Of the lines below, count those containing the word "binary". Reply with the number alone.

→ MATERIAL FOR THE TASK:
****************
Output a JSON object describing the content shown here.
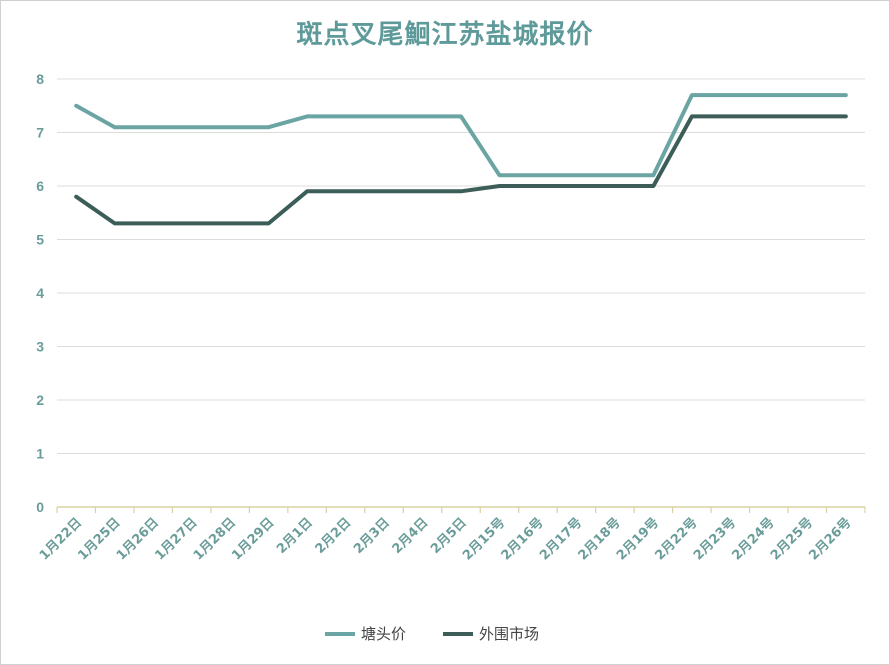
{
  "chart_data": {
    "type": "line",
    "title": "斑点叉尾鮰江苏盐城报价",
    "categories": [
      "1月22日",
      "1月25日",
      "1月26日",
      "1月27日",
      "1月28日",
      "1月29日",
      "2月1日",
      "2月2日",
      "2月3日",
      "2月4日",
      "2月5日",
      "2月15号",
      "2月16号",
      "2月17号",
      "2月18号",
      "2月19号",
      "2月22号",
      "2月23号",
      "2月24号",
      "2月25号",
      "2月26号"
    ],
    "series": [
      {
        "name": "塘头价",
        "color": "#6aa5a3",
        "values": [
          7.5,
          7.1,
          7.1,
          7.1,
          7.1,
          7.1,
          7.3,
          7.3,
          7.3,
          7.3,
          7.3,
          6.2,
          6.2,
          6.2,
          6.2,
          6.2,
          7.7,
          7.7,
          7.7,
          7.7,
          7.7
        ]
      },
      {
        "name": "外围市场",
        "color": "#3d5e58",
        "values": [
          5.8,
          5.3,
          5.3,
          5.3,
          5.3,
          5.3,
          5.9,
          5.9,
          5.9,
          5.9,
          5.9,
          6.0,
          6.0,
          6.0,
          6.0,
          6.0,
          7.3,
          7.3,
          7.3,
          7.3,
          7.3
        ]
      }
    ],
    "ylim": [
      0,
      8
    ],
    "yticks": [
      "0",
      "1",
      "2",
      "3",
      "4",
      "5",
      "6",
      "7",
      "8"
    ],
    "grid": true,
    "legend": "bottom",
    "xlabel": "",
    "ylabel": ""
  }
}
****************
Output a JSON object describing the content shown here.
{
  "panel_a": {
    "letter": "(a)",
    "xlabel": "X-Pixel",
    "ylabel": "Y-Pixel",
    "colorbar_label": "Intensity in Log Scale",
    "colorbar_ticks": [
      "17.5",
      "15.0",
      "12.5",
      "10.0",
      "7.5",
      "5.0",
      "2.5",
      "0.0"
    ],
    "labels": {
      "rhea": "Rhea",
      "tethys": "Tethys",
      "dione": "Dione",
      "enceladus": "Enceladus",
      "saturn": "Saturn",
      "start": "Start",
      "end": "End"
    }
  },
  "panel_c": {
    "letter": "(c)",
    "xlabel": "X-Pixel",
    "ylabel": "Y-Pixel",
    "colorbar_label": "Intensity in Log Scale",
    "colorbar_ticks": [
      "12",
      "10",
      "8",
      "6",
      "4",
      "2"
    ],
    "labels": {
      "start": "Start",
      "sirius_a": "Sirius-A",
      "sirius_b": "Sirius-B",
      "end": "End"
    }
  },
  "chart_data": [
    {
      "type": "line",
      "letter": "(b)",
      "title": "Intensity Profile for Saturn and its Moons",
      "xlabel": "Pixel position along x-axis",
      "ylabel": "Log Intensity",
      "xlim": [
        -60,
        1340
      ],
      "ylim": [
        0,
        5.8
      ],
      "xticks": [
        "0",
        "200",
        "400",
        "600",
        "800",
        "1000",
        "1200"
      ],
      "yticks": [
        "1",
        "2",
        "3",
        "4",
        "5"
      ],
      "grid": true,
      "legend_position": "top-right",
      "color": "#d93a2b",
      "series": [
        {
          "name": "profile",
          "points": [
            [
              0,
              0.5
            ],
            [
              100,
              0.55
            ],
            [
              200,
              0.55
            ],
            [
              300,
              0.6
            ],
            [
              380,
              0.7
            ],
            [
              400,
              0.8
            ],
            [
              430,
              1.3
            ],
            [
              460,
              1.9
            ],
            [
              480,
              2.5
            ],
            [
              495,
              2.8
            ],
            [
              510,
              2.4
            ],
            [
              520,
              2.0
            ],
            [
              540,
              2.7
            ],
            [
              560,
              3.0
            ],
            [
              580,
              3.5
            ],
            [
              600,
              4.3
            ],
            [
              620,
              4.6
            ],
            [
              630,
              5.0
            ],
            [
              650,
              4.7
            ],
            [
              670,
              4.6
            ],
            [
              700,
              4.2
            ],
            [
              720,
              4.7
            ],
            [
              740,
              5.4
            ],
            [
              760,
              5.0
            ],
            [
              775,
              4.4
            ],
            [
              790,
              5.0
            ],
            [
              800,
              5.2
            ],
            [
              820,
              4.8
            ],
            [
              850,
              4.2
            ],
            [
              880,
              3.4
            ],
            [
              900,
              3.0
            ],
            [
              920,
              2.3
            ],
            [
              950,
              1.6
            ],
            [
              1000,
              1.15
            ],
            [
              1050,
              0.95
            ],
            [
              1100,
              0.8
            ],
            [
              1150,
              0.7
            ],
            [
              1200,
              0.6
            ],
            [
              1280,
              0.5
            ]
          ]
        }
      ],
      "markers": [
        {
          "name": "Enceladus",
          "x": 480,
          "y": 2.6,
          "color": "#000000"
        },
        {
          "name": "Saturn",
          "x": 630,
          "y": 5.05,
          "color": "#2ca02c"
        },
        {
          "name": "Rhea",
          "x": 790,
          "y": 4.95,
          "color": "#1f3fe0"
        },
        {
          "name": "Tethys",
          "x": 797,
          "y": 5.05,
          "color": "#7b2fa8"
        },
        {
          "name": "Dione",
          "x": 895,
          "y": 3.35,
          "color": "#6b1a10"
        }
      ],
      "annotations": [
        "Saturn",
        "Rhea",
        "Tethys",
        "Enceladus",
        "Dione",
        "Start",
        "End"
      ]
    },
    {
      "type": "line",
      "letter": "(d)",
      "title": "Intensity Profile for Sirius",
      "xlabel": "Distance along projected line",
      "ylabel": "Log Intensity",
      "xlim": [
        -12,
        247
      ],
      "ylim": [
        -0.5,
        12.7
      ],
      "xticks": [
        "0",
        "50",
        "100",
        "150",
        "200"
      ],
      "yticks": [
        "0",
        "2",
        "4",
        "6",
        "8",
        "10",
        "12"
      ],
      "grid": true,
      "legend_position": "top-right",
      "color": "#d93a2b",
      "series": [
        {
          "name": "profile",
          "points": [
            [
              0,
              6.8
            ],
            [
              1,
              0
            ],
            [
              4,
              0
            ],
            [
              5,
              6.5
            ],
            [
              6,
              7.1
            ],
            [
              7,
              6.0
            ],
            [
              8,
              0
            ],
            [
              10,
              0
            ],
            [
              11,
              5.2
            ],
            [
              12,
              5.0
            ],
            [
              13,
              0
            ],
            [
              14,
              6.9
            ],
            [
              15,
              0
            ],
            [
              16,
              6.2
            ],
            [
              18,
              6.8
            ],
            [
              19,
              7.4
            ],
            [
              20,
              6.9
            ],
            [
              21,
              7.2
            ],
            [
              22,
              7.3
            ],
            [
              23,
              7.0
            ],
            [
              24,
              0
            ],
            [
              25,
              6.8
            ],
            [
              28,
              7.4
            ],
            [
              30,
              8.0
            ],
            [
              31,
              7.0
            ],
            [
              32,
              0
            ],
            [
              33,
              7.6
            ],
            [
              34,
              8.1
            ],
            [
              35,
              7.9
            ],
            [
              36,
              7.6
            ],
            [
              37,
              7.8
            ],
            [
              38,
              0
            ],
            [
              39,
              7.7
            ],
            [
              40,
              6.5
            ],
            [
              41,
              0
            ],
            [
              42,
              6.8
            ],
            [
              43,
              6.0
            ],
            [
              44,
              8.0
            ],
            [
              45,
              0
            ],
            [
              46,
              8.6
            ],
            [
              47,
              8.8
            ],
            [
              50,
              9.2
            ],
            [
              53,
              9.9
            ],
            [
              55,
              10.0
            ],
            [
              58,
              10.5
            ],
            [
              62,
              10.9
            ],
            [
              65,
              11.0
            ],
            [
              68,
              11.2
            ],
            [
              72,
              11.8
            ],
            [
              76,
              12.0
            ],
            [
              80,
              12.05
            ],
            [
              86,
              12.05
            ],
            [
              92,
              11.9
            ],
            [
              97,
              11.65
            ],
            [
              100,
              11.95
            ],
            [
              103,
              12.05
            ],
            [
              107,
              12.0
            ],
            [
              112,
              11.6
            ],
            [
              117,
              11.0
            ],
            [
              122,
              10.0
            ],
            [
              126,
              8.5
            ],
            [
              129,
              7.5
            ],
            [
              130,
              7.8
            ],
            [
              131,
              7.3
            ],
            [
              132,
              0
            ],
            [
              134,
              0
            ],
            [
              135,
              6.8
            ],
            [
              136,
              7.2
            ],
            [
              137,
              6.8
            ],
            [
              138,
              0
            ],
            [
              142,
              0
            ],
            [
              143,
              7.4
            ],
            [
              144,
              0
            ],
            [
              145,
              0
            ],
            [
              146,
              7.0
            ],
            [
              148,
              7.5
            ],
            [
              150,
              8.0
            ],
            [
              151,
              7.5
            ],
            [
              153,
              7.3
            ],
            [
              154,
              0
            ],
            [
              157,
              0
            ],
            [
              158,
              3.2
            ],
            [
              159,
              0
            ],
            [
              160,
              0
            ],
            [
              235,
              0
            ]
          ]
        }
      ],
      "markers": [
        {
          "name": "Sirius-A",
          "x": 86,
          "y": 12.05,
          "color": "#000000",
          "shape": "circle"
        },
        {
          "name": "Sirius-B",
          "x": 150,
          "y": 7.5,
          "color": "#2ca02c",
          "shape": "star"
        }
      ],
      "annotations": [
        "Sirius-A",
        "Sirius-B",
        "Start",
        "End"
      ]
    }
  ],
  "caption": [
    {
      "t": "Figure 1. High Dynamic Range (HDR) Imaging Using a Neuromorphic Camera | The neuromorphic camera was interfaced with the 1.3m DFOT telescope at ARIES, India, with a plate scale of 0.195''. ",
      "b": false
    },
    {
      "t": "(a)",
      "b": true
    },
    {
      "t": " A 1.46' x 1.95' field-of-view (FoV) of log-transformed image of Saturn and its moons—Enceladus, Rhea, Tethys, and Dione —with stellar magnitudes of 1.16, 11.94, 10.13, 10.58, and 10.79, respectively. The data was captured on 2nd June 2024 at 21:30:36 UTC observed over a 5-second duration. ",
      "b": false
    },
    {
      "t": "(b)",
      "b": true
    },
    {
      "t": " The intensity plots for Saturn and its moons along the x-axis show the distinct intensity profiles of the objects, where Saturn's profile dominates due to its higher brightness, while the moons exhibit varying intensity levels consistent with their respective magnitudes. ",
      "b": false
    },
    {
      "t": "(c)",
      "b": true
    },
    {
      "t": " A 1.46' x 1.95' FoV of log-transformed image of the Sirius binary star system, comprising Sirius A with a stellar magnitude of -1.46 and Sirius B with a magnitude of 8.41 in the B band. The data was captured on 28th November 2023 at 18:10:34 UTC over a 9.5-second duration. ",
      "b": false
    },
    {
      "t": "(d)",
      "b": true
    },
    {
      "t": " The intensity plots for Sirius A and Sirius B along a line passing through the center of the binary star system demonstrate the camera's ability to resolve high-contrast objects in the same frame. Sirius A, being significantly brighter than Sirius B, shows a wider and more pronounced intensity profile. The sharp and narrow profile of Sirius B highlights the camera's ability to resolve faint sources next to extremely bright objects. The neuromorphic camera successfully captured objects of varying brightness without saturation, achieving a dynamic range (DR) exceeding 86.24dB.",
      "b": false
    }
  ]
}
****************
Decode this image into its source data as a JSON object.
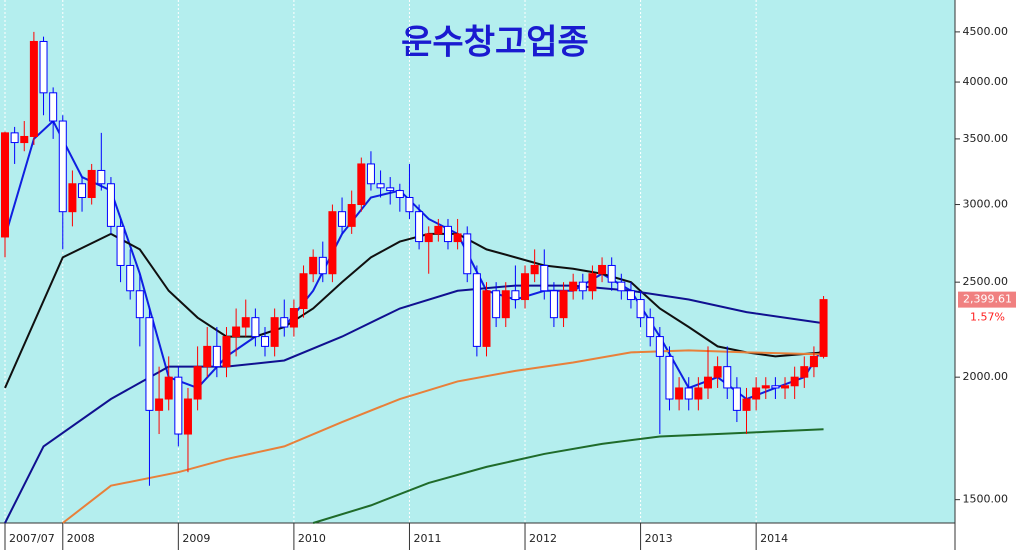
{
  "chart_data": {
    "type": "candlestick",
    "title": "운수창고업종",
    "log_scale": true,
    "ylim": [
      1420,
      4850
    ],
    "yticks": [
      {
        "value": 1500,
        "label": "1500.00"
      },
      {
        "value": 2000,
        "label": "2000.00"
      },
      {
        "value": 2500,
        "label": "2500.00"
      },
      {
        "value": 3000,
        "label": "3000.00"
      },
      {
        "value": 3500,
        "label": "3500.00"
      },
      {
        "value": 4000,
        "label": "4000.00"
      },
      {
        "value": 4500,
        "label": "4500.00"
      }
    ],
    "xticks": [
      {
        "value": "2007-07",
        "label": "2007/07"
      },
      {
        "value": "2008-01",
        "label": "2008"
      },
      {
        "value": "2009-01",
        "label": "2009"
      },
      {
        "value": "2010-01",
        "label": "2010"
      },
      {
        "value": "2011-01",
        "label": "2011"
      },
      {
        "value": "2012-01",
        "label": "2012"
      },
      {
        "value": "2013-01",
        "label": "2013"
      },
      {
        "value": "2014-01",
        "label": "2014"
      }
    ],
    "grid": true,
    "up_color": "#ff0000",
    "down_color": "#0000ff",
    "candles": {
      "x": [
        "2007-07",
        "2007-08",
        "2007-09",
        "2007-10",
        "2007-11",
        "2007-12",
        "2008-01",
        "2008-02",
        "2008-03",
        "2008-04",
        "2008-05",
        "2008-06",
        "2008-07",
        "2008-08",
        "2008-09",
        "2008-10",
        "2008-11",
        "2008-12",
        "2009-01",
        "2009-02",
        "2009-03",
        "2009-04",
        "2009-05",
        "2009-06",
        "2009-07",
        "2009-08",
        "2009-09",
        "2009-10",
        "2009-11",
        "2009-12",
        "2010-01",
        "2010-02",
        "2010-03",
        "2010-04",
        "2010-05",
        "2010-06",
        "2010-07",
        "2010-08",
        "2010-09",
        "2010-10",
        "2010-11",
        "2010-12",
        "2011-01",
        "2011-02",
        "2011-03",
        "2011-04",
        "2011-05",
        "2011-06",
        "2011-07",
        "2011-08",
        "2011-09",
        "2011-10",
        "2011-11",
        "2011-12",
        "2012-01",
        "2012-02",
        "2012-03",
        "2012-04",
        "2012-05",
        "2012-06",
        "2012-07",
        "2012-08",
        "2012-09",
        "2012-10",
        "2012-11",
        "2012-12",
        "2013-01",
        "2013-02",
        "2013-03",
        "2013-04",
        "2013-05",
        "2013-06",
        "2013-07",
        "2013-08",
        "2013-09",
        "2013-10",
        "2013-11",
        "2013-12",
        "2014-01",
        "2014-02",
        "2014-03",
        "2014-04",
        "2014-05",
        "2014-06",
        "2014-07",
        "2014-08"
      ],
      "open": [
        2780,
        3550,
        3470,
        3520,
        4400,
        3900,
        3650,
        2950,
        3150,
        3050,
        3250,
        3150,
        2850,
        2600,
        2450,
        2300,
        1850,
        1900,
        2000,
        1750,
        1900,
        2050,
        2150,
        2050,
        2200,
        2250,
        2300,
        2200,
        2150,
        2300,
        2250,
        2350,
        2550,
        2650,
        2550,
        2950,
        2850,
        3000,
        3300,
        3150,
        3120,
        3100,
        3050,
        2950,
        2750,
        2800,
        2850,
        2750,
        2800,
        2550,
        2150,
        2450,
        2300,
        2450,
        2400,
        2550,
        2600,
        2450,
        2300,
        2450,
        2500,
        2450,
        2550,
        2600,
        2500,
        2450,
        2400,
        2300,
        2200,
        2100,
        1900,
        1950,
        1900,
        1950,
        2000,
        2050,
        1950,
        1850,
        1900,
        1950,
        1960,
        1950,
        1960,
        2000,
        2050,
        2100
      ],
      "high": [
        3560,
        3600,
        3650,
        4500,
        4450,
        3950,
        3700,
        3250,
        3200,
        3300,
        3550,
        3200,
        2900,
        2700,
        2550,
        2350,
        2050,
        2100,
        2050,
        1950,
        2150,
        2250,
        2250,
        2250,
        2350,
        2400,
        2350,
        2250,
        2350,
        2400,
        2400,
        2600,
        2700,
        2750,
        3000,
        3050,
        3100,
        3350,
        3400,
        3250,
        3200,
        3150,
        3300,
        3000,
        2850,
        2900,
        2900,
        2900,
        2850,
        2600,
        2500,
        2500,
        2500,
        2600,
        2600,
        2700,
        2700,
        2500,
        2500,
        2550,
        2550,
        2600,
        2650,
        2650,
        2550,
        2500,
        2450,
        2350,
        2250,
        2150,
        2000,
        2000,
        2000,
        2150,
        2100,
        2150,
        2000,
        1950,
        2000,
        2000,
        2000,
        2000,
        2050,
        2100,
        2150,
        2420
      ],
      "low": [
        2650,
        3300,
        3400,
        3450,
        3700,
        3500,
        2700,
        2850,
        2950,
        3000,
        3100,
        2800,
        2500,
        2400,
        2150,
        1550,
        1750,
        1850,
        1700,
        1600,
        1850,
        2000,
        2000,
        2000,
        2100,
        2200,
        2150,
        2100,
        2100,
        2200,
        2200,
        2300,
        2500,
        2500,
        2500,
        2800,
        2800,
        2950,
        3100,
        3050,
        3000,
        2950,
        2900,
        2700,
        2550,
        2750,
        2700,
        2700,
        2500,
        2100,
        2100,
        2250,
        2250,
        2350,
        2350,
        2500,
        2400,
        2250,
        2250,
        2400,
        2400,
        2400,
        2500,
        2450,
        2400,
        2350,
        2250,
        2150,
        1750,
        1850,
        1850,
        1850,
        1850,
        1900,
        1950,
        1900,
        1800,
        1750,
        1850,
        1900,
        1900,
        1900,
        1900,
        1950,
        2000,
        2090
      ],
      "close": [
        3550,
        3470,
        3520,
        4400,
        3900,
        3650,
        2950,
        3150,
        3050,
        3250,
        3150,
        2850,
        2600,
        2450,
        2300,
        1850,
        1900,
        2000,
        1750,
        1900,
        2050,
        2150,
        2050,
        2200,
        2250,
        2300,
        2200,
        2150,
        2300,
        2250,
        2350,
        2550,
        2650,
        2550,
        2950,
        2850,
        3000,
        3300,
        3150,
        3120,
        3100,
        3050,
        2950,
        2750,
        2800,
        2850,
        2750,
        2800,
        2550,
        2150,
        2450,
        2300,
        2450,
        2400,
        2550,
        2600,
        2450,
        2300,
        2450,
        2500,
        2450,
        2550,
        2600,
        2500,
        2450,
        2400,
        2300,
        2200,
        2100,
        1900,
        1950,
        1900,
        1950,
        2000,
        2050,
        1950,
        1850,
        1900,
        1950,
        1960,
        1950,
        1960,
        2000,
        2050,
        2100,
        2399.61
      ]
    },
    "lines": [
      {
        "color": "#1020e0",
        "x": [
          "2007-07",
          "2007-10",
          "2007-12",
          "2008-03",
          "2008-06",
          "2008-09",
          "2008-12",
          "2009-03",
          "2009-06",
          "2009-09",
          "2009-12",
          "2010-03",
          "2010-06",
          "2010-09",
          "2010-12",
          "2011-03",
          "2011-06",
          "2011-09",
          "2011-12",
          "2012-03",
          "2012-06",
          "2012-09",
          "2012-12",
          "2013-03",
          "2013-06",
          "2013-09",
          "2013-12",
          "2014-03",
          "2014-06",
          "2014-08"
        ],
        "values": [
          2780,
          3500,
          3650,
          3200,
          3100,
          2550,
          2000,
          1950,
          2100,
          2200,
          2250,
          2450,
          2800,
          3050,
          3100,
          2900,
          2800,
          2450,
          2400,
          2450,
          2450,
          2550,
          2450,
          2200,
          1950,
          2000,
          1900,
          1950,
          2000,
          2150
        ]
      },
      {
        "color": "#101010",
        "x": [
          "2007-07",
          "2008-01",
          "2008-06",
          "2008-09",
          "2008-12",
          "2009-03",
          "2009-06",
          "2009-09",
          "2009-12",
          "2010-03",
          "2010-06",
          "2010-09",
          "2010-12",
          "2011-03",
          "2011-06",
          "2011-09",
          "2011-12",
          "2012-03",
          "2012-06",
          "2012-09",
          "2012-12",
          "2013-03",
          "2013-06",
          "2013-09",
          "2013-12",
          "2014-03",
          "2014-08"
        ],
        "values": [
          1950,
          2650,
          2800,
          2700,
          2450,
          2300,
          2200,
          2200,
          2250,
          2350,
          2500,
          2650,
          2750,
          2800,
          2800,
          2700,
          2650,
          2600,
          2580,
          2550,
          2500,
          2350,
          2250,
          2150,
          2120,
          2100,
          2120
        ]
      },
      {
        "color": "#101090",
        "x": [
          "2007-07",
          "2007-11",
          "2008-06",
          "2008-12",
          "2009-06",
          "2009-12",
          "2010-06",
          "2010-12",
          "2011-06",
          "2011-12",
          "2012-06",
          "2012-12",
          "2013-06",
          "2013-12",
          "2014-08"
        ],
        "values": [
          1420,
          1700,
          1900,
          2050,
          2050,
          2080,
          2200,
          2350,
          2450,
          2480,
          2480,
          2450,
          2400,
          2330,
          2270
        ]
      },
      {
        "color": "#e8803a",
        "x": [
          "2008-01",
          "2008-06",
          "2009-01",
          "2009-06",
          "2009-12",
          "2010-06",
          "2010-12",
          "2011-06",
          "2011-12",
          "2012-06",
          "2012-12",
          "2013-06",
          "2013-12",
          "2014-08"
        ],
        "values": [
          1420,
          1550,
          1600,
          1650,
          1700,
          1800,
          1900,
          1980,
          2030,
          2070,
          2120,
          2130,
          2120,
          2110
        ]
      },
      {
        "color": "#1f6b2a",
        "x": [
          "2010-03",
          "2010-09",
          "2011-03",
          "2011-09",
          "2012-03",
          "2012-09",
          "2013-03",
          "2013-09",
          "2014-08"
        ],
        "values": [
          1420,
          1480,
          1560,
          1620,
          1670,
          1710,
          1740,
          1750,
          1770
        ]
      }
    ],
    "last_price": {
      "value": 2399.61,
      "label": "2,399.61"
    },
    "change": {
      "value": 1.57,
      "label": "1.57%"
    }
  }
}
****************
→ ANSWER BELOW:
2